## Stated problem
Copy out the listing exactly.

## Data for this task
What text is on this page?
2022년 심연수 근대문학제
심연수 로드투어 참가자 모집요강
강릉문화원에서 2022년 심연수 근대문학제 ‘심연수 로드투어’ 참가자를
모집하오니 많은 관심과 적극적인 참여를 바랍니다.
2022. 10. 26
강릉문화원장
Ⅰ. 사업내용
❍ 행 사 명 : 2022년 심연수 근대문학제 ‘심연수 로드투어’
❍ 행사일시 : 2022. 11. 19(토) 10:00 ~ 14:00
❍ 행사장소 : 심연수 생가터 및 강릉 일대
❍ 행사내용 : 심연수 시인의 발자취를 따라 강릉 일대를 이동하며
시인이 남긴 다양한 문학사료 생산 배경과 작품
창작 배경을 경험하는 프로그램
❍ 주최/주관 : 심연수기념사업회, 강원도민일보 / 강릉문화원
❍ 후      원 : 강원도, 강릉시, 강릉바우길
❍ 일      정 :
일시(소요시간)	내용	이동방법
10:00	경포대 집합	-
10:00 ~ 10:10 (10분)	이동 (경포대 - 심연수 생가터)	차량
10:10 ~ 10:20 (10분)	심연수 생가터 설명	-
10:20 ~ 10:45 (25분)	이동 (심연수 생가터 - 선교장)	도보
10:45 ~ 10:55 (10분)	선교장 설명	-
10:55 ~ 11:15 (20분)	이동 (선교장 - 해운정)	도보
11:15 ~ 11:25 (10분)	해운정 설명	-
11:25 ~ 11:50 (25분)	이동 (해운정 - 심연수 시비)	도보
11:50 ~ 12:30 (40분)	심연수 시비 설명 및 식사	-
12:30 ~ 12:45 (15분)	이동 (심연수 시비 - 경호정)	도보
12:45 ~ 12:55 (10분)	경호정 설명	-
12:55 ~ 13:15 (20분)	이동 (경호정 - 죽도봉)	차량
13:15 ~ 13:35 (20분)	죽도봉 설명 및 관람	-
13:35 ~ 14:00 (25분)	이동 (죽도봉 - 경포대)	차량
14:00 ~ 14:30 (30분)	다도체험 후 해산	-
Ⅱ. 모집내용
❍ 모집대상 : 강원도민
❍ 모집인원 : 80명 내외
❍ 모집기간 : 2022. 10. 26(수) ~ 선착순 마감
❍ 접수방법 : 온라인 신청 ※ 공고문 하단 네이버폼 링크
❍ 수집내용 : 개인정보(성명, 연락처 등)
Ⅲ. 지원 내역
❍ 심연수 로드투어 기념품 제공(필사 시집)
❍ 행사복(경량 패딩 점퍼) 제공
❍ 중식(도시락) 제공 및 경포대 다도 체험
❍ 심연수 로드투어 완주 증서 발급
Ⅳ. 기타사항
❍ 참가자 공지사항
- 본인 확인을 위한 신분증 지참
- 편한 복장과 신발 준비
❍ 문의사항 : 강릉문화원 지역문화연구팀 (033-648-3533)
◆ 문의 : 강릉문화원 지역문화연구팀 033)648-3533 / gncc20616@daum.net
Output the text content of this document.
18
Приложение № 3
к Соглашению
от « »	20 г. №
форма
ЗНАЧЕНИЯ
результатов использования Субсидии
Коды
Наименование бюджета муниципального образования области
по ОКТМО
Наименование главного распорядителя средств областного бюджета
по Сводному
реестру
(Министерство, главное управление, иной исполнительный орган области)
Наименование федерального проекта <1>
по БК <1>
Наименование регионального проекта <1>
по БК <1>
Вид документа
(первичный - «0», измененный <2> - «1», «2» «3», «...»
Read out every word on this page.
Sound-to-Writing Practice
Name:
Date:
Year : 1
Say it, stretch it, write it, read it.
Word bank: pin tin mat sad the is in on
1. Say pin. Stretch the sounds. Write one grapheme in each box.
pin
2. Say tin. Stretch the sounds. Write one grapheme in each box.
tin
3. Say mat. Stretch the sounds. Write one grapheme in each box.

## Correct answer
What text is on this page?
2022년 심연수 근대문학제
심연수 로드투어 참가자 모집요강
강릉문화원에서 2022년 심연수 근대문학제 ‘심연수 로드투어’ 참가자를
모집하오니 많은 관심과 적극적인 참여를 바랍니다.
2022. 10. 26
강릉문화원장
Ⅰ. 사업내용
❍ 행 사 명 : 2022년 심연수 근대문학제 ‘심연수 로드투어’
❍ 행사일시 : 2022. 11. 19(토) 10:00 ~ 14:00
❍ 행사장소 : 심연수 생가터 및 강릉 일대
❍ 행사내용 : 심연수 시인의 발자취를 따라 강릉 일대를 이동하며
시인이 남긴 다양한 문학사료 생산 배경과 작품
창작 배경을 경험하는 프로그램
❍ 주최/주관 : 심연수기념사업회, 강원도민일보 / 강릉문화원
❍ 후      원 : 강원도, 강릉시, 강릉바우길
❍ 일      정 :
일시(소요시간)	내용	이동방법
10:00	경포대 집합	-
10:00 ~ 10:10 (10분)	이동 (경포대 - 심연수 생가터)	차량
10:10 ~ 10:20 (10분)	심연수 생가터 설명	-
10:20 ~ 10:45 (25분)	이동 (심연수 생가터 - 선교장)	도보
10:45 ~ 10:55 (10분)	선교장 설명	-
10:55 ~ 11:15 (20분)	이동 (선교장 - 해운정)	도보
11:15 ~ 11:25 (10분)	해운정 설명	-
11:25 ~ 11:50 (25분)	이동 (해운정 - 심연수 시비)	도보
11:50 ~ 12:30 (40분)	심연수 시비 설명 및 식사	-
12:30 ~ 12:45 (15분)	이동 (심연수 시비 - 경호정)	도보
12:45 ~ 12:55 (10분)	경호정 설명	-
12:55 ~ 13:15 (20분)	이동 (경호정 - 죽도봉)	차량
13:15 ~ 13:35 (20분)	죽도봉 설명 및 관람	-
13:35 ~ 14:00 (25분)	이동 (죽도봉 - 경포대)	차량
14:00 ~ 14:30 (30분)	다도체험 후 해산	-
Ⅱ. 모집내용
❍ 모집대상 : 강원도민
❍ 모집인원 : 80명 내외
❍ 모집기간 : 2022. 10. 26(수) ~ 선착순 마감
❍ 접수방법 : 온라인 신청 ※ 공고문 하단 네이버폼 링크
❍ 수집내용 : 개인정보(성명, 연락처 등)
Ⅲ. 지원 내역
❍ 심연수 로드투어 기념품 제공(필사 시집)
❍ 행사복(경량 패딩 점퍼) 제공
❍ 중식(도시락) 제공 및 경포대 다도 체험
❍ 심연수 로드투어 완주 증서 발급
Ⅳ. 기타사항
❍ 참가자 공지사항
- 본인 확인을 위한 신분증 지참
- 편한 복장과 신발 준비
❍ 문의사항 : 강릉문화원 지역문화연구팀 (033-648-3533)
◆ 문의 : 강릉문화원 지역문화연구팀 033)648-3533 / gncc20616@daum.net
Output the text content of this document.
18
Приложение № 3
к Соглашению
от « »	20 г. №
форма
ЗНАЧЕНИЯ
результатов использования Субсидии
Коды
Наименование бюджета муниципального образования области
по ОКТМО
Наименование главного распорядителя средств областного бюджета
по Сводному
реестру
(Министерство, главное управление, иной исполнительный орган области)
Наименование федерального проекта <1>
по БК <1>
Наименование регионального проекта <1>
по БК <1>
Вид документа
(первичный - «0», измененный <2> - «1», «2» «3», «...»
Read out every word on this page.
Sound-to-Writing Practice
Name:
Date:
Year : 1
Say it, stretch it, write it, read it.
Word bank: pin tin mat sad the is in on
1. Say pin. Stretch the sounds. Write one grapheme in each box.
pin
2. Say tin. Stretch the sounds. Write one grapheme in each box.
tin
3. Say mat. Stretch the sounds. Write one grapheme in each box.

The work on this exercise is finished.